>> START

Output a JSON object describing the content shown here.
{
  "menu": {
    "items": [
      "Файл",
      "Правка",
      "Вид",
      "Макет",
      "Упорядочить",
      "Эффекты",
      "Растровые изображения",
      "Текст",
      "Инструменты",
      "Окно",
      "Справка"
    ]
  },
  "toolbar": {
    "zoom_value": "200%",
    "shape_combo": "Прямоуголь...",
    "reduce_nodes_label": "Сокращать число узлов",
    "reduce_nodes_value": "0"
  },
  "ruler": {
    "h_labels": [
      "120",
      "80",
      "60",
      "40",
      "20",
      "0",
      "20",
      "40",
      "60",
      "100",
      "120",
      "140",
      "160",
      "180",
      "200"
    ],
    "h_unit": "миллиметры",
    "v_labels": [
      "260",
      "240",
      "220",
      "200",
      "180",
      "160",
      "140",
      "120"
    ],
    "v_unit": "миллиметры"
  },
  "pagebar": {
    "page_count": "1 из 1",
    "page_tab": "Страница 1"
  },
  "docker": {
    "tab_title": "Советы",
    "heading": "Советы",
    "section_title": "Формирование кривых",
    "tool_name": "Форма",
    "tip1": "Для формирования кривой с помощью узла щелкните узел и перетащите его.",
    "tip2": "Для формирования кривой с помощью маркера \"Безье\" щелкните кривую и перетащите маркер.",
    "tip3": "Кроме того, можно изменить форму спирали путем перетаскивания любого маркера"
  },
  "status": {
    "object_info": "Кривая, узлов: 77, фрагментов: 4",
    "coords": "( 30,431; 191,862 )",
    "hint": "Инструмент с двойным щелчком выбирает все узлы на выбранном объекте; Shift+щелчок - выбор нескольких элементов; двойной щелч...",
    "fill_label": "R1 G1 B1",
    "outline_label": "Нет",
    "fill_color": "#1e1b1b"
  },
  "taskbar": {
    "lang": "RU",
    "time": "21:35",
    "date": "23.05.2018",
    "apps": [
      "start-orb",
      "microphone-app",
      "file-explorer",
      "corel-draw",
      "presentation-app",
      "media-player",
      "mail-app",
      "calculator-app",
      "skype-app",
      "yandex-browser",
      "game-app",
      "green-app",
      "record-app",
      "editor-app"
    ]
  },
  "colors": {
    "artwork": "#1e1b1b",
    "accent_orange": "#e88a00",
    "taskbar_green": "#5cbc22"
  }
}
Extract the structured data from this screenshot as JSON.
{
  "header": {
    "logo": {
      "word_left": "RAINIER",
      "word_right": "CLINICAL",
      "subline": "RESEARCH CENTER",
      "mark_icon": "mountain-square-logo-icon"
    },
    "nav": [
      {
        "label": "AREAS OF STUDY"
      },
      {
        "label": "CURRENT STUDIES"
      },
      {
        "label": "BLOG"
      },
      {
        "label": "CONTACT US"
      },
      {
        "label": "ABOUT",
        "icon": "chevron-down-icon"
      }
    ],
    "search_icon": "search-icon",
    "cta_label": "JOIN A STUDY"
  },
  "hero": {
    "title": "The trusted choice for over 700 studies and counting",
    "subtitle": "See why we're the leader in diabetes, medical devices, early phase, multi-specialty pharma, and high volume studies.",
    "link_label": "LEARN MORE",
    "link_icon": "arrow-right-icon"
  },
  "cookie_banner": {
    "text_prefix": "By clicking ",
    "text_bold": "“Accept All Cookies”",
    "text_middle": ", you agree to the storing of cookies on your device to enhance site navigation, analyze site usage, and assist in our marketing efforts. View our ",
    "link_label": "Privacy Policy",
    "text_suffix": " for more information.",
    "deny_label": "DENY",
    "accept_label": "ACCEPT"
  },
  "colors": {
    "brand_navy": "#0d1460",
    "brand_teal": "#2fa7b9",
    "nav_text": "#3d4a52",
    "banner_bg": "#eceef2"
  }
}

>> END

▶ _THE REQUEST_
What is needed here is an exact reproduction of all the entries.

▶ _FINAL RESULT_
Output a JSON object describing the content shown here.
{
  "menu": {
    "items": [
      "Файл",
      "Правка",
      "Вид",
      "Макет",
      "Упорядочить",
      "Эффекты",
      "Растровые изображения",
      "Текст",
      "Инструменты",
      "Окно",
      "Справка"
    ]
  },
  "toolbar": {
    "zoom_value": "200%",
    "shape_combo": "Прямоуголь...",
    "reduce_nodes_label": "Сокращать число узлов",
    "reduce_nodes_value": "0"
  },
  "ruler": {
    "h_labels": [
      "120",
      "80",
      "60",
      "40",
      "20",
      "0",
      "20",
      "40",
      "60",
      "100",
      "120",
      "140",
      "160",
      "180",
      "200"
    ],
    "h_unit": "миллиметры",
    "v_labels": [
      "260",
      "240",
      "220",
      "200",
      "180",
      "160",
      "140",
      "120"
    ],
    "v_unit": "миллиметры"
  },
  "pagebar": {
    "page_count": "1 из 1",
    "page_tab": "Страница 1"
  },
  "docker": {
    "tab_title": "Советы",
    "heading": "Советы",
    "section_title": "Формирование кривых",
    "tool_name": "Форма",
    "tip1": "Для формирования кривой с помощью узла щелкните узел и перетащите его.",
    "tip2": "Для формирования кривой с помощью маркера \"Безье\" щелкните кривую и перетащите маркер.",
    "tip3": "Кроме того, можно изменить форму спирали путем перетаскивания любого маркера"
  },
  "status": {
    "object_info": "Кривая, узлов: 77, фрагментов: 4",
    "coords": "( 30,431; 191,862 )",
    "hint": "Инструмент с двойным щелчком выбирает все узлы на выбранном объекте; Shift+щелчок - выбор нескольких элементов; двойной щелч...",
    "fill_label": "R1 G1 B1",
    "outline_label": "Нет",
    "fill_color": "#1e1b1b"
  },
  "taskbar": {
    "lang": "RU",
    "time": "21:35",
    "date": "23.05.2018",
    "apps": [
      "start-orb",
      "microphone-app",
      "file-explorer",
      "corel-draw",
      "presentation-app",
      "media-player",
      "mail-app",
      "calculator-app",
      "skype-app",
      "yandex-browser",
      "game-app",
      "green-app",
      "record-app",
      "editor-app"
    ]
  },
  "colors": {
    "artwork": "#1e1b1b",
    "accent_orange": "#e88a00",
    "taskbar_green": "#5cbc22"
  }
}
Extract the structured data from this screenshot as JSON.
{
  "header": {
    "logo": {
      "word_left": "RAINIER",
      "word_right": "CLINICAL",
      "subline": "RESEARCH CENTER",
      "mark_icon": "mountain-square-logo-icon"
    },
    "nav": [
      {
        "label": "AREAS OF STUDY"
      },
      {
        "label": "CURRENT STUDIES"
      },
      {
        "label": "BLOG"
      },
      {
        "label": "CONTACT US"
      },
      {
        "label": "ABOUT",
        "icon": "chevron-down-icon"
      }
    ],
    "search_icon": "search-icon",
    "cta_label": "JOIN A STUDY"
  },
  "hero": {
    "title": "The trusted choice for over 700 studies and counting",
    "subtitle": "See why we're the leader in diabetes, medical devices, early phase, multi-specialty pharma, and high volume studies.",
    "link_label": "LEARN MORE",
    "link_icon": "arrow-right-icon"
  },
  "cookie_banner": {
    "text_prefix": "By clicking ",
    "text_bold": "“Accept All Cookies”",
    "text_middle": ", you agree to the storing of cookies on your device to enhance site navigation, analyze site usage, and assist in our marketing efforts. View our ",
    "link_label": "Privacy Policy",
    "text_suffix": " for more information.",
    "deny_label": "DENY",
    "accept_label": "ACCEPT"
  },
  "colors": {
    "brand_navy": "#0d1460",
    "brand_teal": "#2fa7b9",
    "nav_text": "#3d4a52",
    "banner_bg": "#eceef2"
  }
}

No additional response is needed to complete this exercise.